[Dataset items]
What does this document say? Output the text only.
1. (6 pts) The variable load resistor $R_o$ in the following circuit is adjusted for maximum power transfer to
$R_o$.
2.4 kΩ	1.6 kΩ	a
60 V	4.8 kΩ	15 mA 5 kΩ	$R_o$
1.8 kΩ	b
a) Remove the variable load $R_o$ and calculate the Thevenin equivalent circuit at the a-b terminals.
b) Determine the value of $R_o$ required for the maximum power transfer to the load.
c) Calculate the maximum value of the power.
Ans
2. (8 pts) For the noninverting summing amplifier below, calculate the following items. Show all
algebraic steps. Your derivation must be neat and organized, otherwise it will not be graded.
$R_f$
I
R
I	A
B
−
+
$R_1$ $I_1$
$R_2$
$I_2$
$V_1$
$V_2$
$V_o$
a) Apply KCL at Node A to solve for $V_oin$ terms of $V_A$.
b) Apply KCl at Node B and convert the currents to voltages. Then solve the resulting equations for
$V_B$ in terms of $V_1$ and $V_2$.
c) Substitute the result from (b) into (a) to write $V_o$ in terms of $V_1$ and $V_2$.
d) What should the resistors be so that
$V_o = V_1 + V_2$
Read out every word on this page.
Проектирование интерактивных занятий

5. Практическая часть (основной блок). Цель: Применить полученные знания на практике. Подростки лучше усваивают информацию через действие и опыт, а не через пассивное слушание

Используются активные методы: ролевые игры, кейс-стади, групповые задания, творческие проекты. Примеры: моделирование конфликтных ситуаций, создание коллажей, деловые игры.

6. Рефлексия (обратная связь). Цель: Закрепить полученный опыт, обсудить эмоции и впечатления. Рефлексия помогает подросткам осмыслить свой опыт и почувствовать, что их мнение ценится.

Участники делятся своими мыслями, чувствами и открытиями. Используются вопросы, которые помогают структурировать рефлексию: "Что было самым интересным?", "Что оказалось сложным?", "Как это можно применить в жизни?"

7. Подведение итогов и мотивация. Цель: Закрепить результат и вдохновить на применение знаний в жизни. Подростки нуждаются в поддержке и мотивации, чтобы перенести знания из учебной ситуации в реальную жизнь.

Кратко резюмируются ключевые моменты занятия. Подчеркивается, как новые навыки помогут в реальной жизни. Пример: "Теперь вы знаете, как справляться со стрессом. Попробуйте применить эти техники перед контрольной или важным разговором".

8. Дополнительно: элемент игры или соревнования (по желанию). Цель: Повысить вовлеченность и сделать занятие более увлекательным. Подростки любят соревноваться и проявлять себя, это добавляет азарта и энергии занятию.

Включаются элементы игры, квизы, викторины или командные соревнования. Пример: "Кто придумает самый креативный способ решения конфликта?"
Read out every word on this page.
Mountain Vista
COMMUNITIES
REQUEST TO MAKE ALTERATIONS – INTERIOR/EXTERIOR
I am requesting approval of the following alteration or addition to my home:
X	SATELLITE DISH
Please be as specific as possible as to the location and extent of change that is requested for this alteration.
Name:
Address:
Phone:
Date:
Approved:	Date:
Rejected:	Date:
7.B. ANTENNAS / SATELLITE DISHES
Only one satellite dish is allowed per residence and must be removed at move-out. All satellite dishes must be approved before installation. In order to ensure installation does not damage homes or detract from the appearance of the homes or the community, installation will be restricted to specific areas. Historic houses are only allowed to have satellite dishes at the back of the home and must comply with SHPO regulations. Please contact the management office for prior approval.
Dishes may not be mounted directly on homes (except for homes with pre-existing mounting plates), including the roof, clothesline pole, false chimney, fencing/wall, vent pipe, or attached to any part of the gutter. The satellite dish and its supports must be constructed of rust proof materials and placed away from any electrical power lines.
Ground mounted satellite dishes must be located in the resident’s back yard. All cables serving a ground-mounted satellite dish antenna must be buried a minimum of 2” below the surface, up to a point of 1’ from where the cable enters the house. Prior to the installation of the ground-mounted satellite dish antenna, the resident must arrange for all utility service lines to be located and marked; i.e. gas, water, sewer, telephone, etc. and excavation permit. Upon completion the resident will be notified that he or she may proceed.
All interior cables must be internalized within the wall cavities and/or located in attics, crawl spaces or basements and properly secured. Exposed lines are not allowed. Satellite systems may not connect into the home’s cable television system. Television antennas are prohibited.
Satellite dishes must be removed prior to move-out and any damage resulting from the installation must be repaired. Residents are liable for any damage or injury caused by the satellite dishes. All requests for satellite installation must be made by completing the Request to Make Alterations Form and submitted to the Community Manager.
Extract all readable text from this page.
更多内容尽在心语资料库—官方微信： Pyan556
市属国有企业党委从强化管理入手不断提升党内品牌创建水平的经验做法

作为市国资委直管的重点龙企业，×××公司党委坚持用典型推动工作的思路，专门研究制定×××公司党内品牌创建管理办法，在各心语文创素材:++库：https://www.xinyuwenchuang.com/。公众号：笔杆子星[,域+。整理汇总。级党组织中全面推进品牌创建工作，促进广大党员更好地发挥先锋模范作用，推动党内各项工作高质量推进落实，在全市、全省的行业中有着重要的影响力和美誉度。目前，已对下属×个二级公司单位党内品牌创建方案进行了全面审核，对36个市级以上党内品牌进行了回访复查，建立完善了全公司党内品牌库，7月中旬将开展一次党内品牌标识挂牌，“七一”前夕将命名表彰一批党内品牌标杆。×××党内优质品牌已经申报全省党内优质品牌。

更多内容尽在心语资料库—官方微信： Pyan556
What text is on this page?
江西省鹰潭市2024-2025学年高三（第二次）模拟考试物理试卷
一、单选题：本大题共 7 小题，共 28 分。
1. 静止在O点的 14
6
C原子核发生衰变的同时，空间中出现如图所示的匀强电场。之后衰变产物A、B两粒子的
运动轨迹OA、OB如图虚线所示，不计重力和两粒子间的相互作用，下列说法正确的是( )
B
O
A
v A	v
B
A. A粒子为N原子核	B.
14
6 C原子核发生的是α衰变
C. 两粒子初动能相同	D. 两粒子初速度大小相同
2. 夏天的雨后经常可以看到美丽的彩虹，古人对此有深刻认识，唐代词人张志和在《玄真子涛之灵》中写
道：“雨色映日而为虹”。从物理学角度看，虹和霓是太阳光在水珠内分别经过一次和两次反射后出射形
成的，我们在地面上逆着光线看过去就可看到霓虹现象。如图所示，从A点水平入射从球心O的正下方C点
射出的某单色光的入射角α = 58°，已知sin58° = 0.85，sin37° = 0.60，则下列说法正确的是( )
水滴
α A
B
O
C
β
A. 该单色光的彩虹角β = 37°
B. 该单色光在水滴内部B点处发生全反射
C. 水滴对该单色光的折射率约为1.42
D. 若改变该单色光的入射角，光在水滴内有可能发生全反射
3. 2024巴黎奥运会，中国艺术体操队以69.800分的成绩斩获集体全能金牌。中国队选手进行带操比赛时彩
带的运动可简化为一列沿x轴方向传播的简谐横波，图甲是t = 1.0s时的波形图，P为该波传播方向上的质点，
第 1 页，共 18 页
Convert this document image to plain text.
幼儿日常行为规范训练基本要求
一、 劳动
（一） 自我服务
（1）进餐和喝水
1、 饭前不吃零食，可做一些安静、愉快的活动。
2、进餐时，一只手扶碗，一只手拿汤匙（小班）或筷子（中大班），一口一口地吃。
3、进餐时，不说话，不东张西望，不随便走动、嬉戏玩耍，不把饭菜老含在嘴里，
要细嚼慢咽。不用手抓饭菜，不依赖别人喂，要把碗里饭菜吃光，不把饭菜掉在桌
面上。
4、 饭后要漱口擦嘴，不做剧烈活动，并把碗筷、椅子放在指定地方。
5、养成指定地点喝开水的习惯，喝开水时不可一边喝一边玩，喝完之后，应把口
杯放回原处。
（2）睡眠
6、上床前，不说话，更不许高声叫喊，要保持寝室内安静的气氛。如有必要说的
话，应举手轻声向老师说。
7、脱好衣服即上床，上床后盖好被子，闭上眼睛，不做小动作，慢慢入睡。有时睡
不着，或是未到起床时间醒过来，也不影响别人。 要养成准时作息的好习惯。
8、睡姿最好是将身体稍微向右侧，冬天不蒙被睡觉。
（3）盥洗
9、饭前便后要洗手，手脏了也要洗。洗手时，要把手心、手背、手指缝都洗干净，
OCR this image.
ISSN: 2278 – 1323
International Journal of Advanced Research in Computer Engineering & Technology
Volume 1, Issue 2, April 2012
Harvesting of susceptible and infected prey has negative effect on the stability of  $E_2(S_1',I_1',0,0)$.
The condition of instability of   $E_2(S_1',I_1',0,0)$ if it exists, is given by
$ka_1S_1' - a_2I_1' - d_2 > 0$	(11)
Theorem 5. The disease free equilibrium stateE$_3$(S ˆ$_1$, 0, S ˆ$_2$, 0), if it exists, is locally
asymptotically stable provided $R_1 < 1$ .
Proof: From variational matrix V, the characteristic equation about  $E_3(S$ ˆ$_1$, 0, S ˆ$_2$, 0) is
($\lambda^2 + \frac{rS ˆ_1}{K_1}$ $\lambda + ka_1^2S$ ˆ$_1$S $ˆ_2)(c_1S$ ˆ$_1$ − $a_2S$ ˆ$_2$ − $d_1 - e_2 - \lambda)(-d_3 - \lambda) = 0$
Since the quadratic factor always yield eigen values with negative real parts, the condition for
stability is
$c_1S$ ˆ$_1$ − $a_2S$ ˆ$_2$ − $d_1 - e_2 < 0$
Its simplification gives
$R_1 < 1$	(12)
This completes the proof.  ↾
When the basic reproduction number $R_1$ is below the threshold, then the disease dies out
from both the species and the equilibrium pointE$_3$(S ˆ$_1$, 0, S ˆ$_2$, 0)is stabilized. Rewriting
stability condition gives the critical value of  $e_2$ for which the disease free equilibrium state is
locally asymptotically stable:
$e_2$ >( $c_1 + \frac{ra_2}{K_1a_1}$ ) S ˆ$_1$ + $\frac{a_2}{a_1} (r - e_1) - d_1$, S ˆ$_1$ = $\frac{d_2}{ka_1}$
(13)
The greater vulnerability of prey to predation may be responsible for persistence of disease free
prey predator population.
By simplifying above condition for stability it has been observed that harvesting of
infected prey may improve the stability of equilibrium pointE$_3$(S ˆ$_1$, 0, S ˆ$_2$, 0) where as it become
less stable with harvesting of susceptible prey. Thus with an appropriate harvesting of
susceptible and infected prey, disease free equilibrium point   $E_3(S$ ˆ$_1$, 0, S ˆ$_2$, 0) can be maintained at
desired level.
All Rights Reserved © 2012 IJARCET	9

* [WHAT TO PRODUCE]:
Look through the listing above. Pick out each line with "following" and copy it.

* [REPLY TO THE EXERCISE]:
1. (6 pts) The variable load resistor $R_o$ in the following circuit is adjusted for maximum power transfer to
2. (8 pts) For the noninverting summing amplifier below, calculate the following items. Show all
I am requesting approval of the following alteration or addition to my home:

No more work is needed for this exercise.